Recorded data
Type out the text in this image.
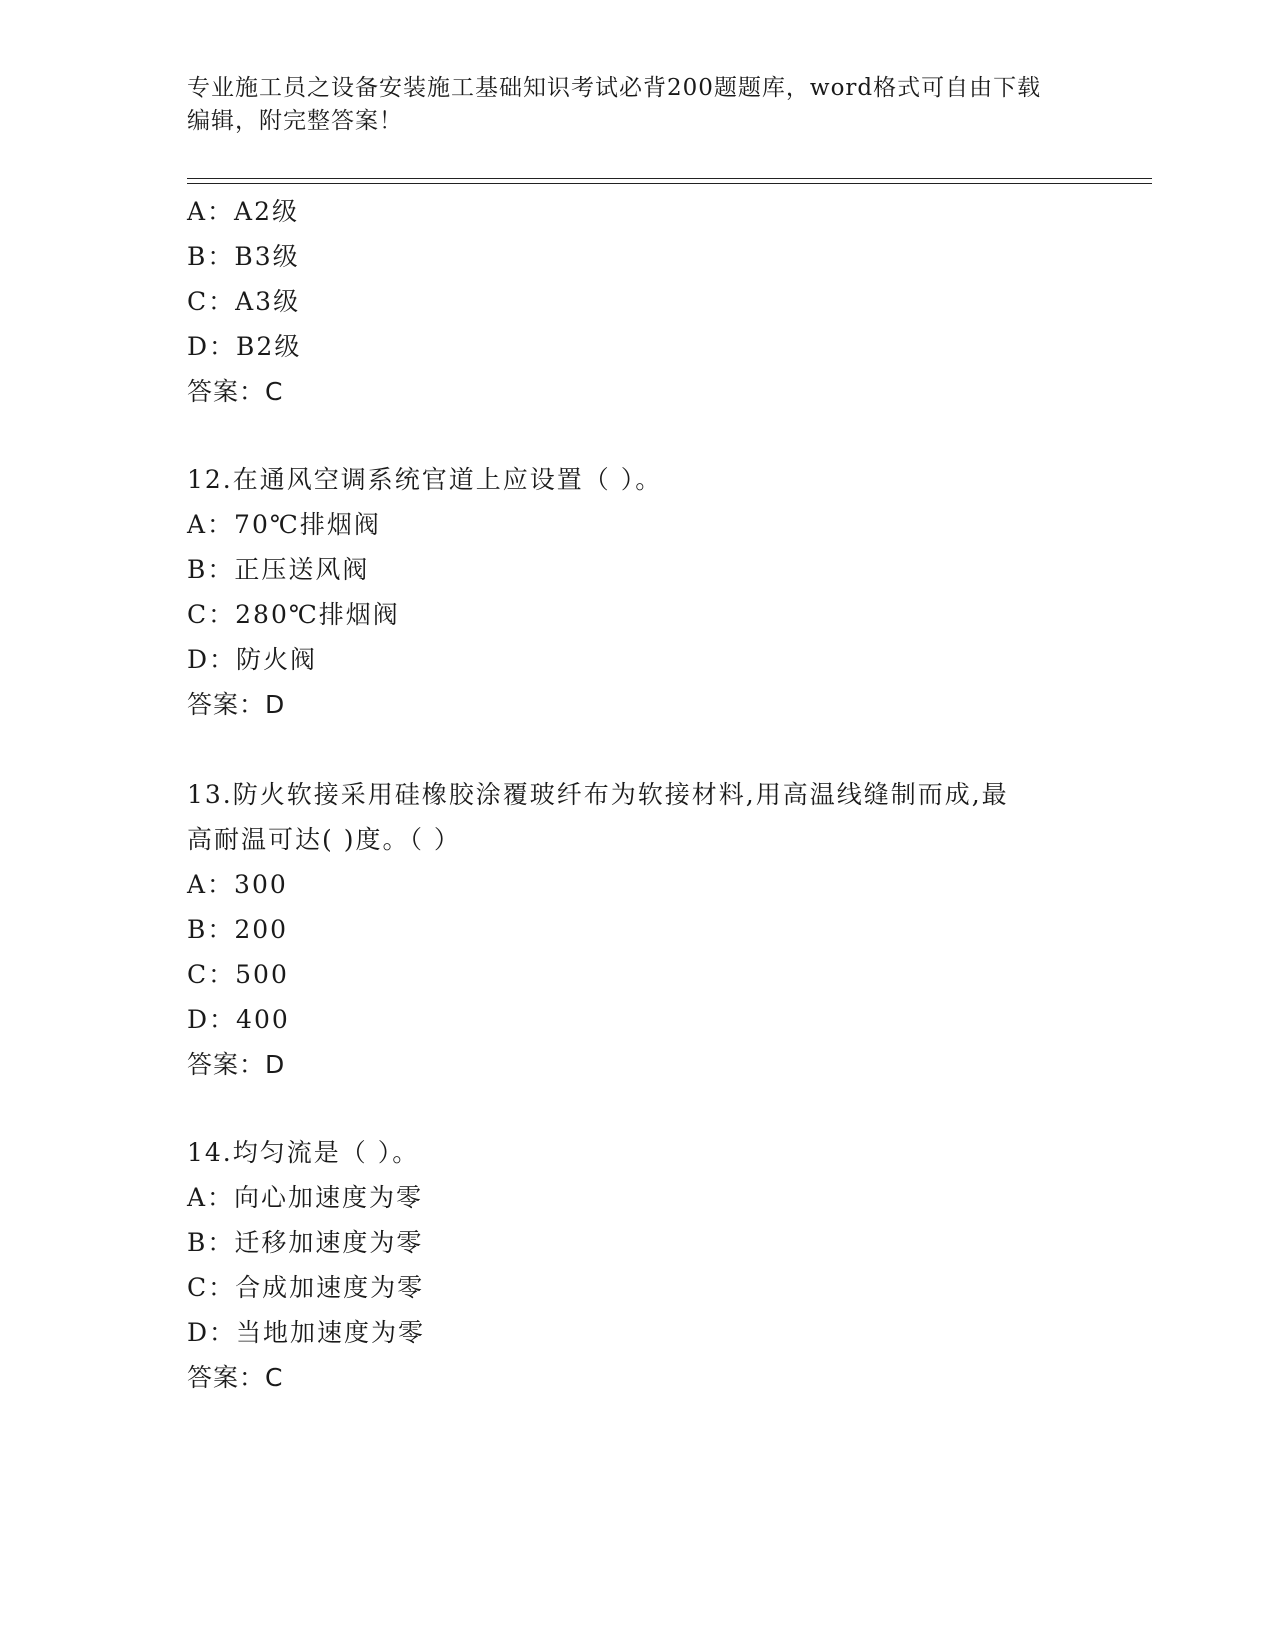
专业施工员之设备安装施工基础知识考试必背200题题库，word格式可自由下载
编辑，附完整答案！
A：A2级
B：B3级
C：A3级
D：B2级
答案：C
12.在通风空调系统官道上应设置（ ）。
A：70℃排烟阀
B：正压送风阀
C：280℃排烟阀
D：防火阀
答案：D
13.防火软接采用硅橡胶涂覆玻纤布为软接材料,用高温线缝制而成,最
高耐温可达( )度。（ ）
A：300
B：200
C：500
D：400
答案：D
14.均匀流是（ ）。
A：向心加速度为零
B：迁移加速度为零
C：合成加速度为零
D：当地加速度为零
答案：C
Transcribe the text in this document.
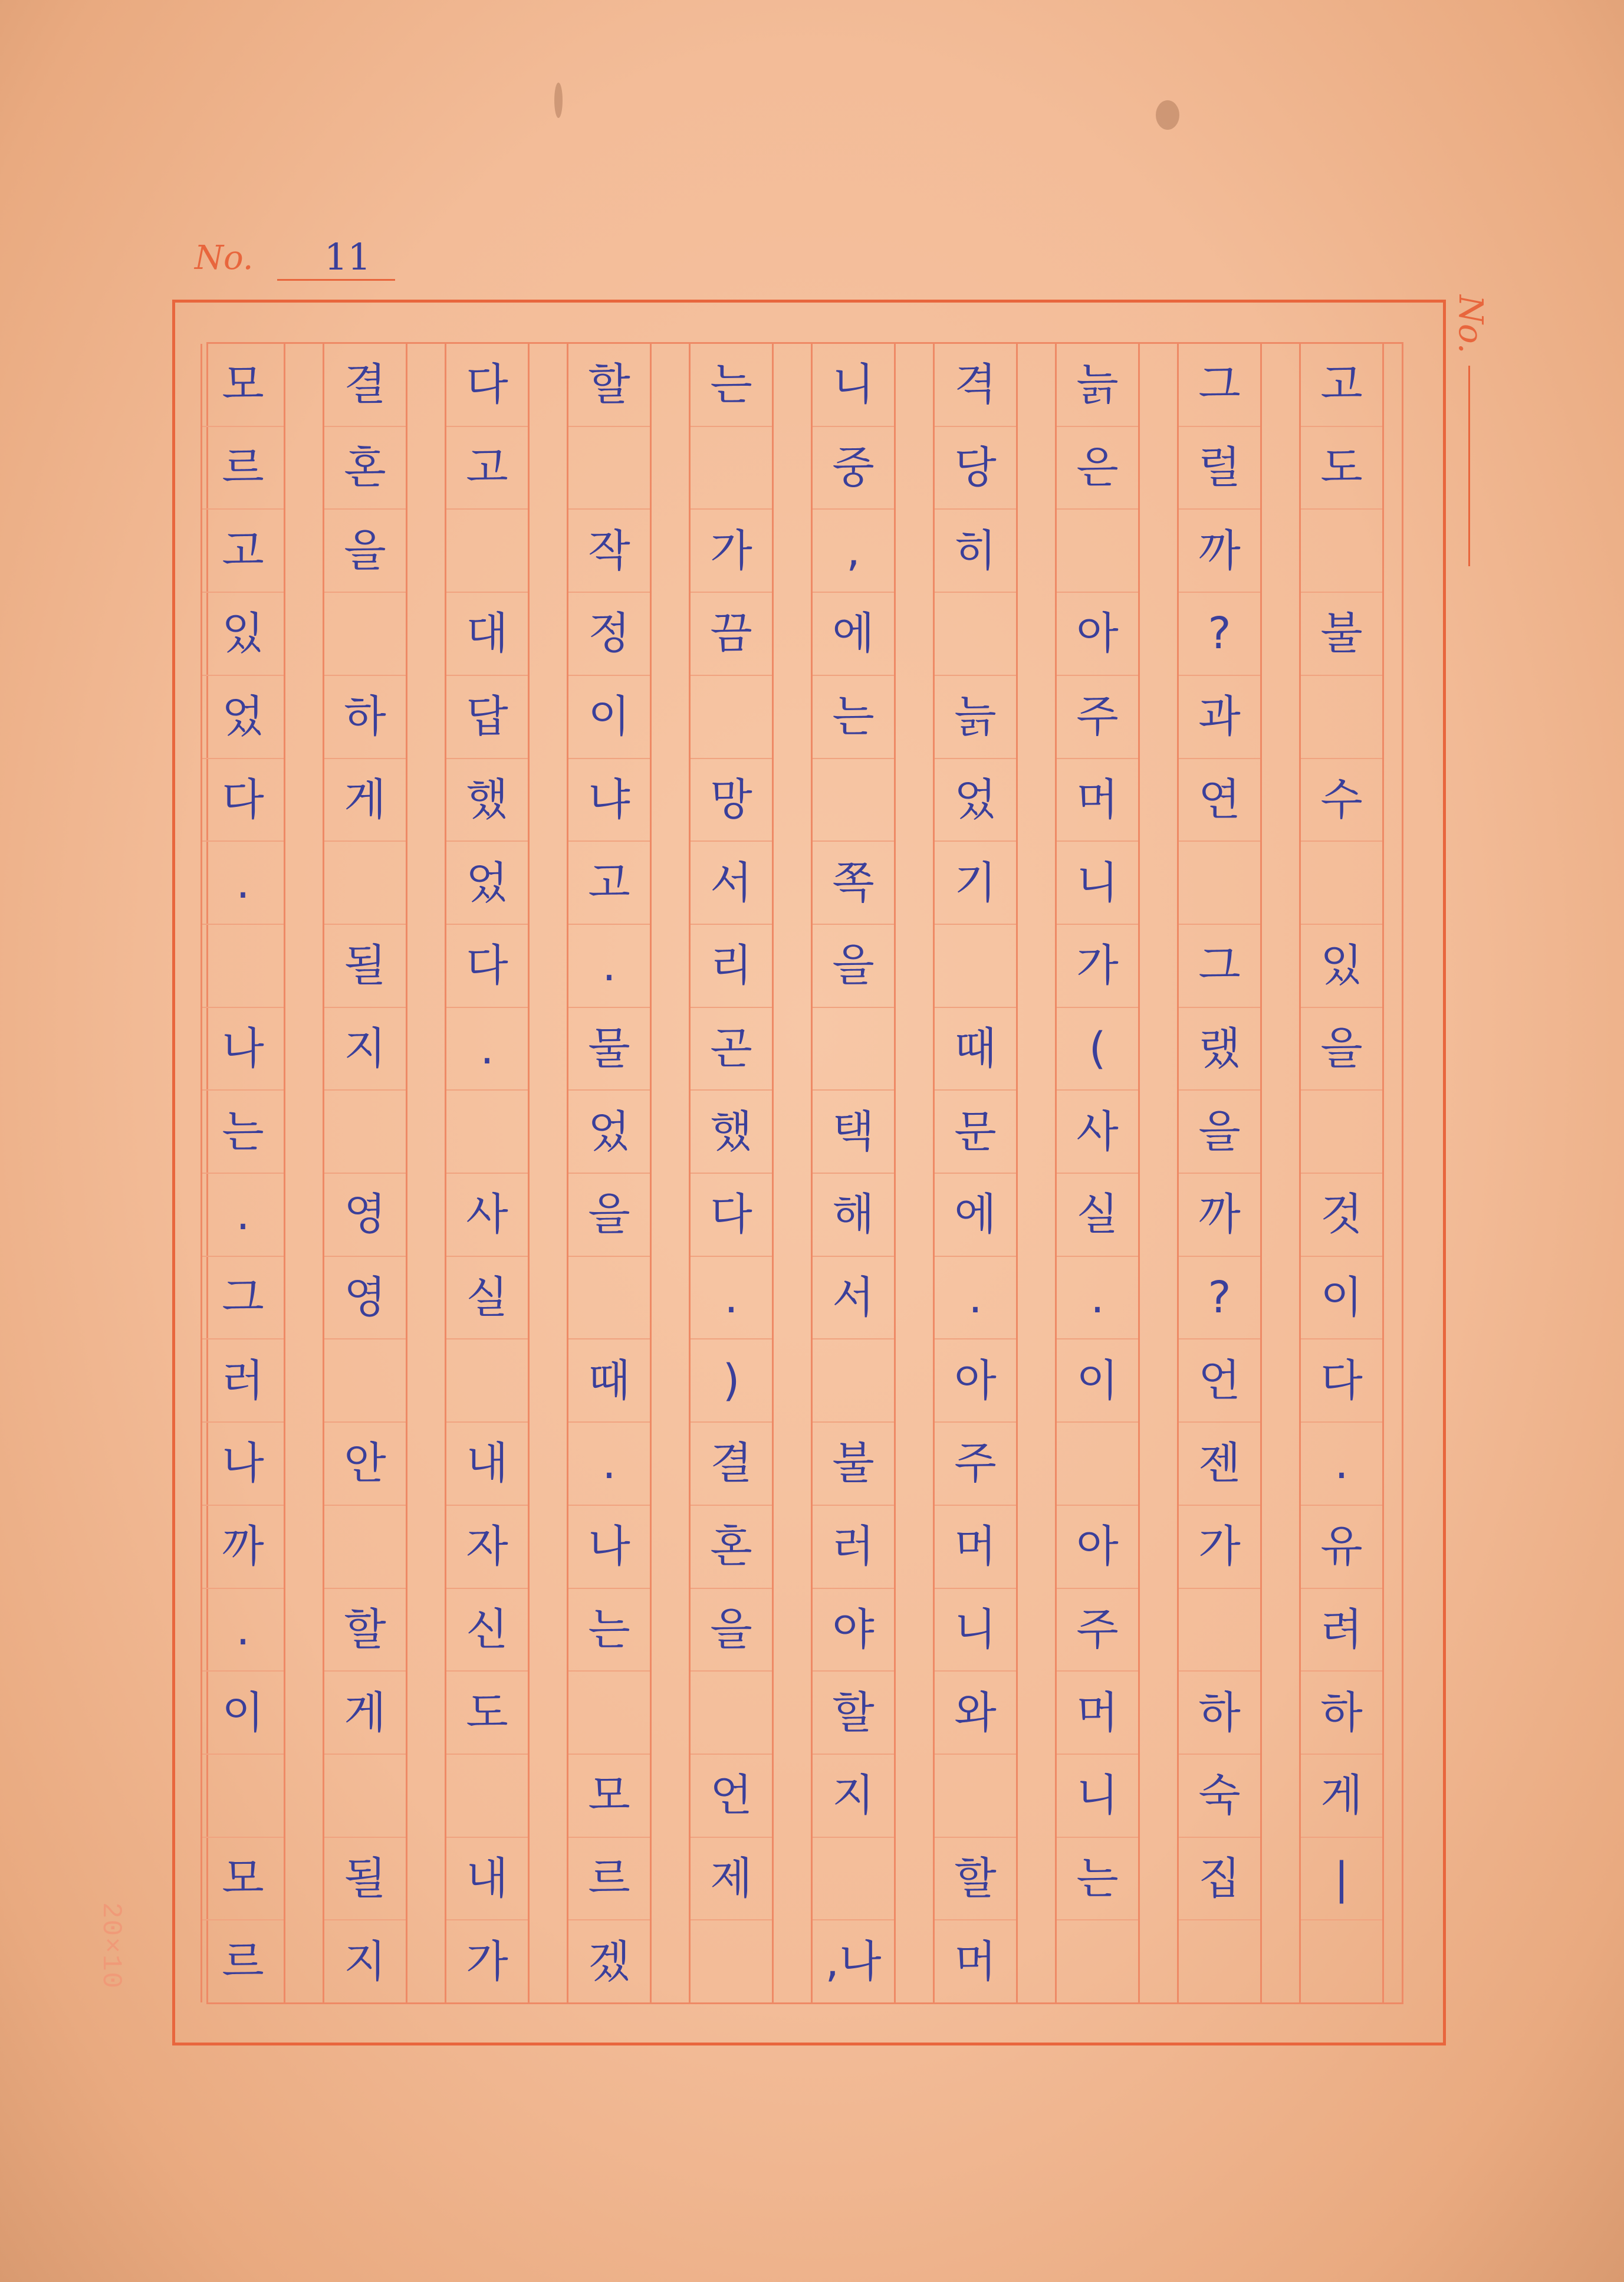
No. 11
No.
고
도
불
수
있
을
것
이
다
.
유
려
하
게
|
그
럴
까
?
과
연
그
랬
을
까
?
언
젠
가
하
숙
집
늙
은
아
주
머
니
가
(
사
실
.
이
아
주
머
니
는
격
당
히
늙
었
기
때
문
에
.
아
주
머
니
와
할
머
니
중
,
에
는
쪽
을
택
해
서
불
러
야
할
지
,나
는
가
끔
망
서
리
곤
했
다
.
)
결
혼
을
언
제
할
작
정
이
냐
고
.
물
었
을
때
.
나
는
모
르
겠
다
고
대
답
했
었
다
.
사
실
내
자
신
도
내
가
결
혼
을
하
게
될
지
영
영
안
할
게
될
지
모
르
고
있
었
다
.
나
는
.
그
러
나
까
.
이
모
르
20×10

# Exercise objective
In this exercise, set down all of the data exactly, without the pictures.

# Result of the exercise
Type out the text in this image.
专业施工员之设备安装施工基础知识考试必背200题题库，word格式可自由下载
编辑，附完整答案！
A：A2级
B：B3级
C：A3级
D：B2级
答案：C
12.在通风空调系统官道上应设置（ ）。
A：70℃排烟阀
B：正压送风阀
C：280℃排烟阀
D：防火阀
答案：D
13.防火软接采用硅橡胶涂覆玻纤布为软接材料,用高温线缝制而成,最
高耐温可达( )度。（ ）
A：300
B：200
C：500
D：400
答案：D
14.均匀流是（ ）。
A：向心加速度为零
B：迁移加速度为零
C：合成加速度为零
D：当地加速度为零
答案：C
Transcribe the text in this document.
No. 11
No.
고
도
불
수
있
을
것
이
다
.
유
려
하
게
|
그
럴
까
?
과
연
그
랬
을
까
?
언
젠
가
하
숙
집
늙
은
아
주
머
니
가
(
사
실
.
이
아
주
머
니
는
격
당
히
늙
었
기
때
문
에
.
아
주
머
니
와
할
머
니
중
,
에
는
쪽
을
택
해
서
불
러
야
할
지
,나
는
가
끔
망
서
리
곤
했
다
.
)
결
혼
을
언
제
할
작
정
이
냐
고
.
물
었
을
때
.
나
는
모
르
겠
다
고
대
답
했
었
다
.
사
실
내
자
신
도
내
가
결
혼
을
하
게
될
지
영
영
안
할
게
될
지
모
르
고
있
었
다
.
나
는
.
그
러
나
까
.
이
모
르
20×10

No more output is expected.